## Provided records
▬▬▬
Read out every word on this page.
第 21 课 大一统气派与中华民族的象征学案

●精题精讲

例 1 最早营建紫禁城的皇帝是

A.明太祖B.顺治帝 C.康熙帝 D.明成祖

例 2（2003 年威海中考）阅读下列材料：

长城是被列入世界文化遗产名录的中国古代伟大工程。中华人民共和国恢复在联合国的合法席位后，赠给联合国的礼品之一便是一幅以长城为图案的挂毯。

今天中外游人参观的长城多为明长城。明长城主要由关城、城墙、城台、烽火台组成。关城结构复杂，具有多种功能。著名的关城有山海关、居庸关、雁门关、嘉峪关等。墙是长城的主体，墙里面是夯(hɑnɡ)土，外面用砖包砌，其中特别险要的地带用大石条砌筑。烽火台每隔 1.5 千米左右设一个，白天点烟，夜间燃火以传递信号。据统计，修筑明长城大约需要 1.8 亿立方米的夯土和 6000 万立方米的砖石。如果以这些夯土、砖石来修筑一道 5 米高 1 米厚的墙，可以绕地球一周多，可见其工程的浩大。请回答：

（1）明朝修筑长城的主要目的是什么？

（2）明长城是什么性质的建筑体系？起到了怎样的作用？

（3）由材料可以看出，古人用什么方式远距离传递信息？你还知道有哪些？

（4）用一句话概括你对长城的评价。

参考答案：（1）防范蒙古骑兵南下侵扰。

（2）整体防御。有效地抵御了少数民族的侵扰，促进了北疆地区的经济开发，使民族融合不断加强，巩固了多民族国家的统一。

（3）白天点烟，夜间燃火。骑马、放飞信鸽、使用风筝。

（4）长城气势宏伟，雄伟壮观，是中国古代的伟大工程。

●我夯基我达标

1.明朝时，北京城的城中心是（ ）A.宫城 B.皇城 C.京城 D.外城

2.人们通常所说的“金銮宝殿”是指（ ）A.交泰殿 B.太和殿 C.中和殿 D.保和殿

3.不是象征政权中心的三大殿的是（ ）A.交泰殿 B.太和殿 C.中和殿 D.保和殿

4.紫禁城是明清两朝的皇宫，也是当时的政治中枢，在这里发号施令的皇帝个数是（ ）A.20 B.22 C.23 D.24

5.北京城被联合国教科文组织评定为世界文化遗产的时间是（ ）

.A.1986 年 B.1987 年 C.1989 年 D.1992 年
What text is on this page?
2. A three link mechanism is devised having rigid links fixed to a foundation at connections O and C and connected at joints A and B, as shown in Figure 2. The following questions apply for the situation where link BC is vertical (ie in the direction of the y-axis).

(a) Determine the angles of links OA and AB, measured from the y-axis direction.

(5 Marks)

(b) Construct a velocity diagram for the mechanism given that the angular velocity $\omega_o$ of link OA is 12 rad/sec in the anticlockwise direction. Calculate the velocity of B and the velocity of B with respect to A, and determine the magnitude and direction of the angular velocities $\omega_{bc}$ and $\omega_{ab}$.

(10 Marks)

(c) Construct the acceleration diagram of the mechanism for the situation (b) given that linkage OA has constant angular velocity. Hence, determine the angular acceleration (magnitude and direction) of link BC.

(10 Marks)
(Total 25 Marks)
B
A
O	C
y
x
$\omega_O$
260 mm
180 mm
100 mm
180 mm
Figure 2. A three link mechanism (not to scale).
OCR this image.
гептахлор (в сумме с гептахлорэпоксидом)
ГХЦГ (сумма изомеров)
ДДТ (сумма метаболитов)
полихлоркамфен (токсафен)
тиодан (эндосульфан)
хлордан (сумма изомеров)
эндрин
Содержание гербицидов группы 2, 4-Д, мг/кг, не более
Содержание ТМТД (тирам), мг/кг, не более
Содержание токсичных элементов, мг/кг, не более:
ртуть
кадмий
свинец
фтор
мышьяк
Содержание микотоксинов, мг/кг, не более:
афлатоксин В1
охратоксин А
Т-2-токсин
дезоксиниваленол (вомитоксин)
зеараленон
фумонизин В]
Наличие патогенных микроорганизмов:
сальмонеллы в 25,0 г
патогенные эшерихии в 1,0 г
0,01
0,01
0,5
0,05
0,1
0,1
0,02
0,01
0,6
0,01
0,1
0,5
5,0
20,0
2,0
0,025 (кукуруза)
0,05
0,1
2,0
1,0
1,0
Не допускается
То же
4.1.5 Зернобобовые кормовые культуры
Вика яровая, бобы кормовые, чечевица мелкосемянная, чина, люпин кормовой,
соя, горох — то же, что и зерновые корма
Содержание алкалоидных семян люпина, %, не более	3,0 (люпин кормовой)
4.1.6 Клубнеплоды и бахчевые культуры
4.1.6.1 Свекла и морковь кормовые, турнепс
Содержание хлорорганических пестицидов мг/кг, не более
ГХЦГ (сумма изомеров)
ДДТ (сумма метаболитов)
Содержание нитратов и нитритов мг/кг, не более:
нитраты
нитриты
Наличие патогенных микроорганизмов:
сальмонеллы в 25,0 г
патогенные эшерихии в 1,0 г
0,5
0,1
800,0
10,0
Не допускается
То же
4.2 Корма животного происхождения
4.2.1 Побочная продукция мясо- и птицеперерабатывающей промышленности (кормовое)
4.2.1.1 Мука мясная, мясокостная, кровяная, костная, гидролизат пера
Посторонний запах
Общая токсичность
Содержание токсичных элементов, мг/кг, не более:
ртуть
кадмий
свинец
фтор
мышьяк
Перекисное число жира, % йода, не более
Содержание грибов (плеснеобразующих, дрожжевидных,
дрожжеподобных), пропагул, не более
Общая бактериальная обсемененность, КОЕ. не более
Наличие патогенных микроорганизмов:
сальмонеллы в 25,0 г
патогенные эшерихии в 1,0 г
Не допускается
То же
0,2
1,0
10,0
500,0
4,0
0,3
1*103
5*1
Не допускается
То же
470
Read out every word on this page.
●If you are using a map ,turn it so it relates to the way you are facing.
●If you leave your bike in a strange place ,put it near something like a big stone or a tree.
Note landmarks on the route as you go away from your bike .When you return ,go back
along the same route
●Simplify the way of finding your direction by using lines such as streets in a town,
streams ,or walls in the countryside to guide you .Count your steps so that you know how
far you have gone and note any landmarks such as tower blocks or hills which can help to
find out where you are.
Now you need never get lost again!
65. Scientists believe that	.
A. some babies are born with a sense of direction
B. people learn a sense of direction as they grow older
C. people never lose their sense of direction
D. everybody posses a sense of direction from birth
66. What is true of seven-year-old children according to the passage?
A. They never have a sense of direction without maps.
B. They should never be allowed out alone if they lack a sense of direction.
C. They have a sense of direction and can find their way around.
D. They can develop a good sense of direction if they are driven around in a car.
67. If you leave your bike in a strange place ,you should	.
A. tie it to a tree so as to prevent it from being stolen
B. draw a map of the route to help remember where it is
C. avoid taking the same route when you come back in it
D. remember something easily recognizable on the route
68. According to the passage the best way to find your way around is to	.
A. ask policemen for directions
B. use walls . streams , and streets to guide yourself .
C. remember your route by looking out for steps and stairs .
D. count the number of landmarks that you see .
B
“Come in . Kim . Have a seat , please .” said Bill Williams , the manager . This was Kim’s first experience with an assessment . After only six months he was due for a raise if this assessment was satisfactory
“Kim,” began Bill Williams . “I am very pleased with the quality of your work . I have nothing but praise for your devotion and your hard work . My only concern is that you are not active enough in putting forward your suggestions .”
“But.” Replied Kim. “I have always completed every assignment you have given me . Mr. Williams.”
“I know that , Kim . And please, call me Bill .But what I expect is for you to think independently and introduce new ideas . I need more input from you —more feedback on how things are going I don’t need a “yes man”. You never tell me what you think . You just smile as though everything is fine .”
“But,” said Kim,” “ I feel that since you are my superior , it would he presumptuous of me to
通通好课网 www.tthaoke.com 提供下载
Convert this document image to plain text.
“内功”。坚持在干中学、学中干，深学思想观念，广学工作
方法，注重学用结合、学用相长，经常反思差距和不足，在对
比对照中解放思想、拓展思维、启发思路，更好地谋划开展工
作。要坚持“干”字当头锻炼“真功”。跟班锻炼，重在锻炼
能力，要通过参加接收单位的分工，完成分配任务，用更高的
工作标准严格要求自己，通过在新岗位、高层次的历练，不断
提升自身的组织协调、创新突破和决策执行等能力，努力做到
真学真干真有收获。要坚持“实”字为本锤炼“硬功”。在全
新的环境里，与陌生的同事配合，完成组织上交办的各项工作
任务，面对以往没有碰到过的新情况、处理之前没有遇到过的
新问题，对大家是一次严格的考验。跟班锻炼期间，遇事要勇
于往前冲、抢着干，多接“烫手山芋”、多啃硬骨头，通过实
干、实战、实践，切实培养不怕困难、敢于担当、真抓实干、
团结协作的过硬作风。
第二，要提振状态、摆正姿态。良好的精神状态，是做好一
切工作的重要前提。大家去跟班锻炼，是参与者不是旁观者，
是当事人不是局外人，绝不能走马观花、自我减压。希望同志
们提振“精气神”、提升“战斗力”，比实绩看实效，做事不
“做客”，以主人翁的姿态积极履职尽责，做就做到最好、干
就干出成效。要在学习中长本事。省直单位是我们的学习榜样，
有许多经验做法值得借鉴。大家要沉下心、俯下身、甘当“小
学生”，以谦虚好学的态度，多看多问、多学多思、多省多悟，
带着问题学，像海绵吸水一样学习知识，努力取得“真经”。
▬▬▬
## The problem
List every line above containing the word "культуры".

## Output of the task
4.1.5 Зернобобовые кормовые культуры
4.1.6 Клубнеплоды и бахчевые культуры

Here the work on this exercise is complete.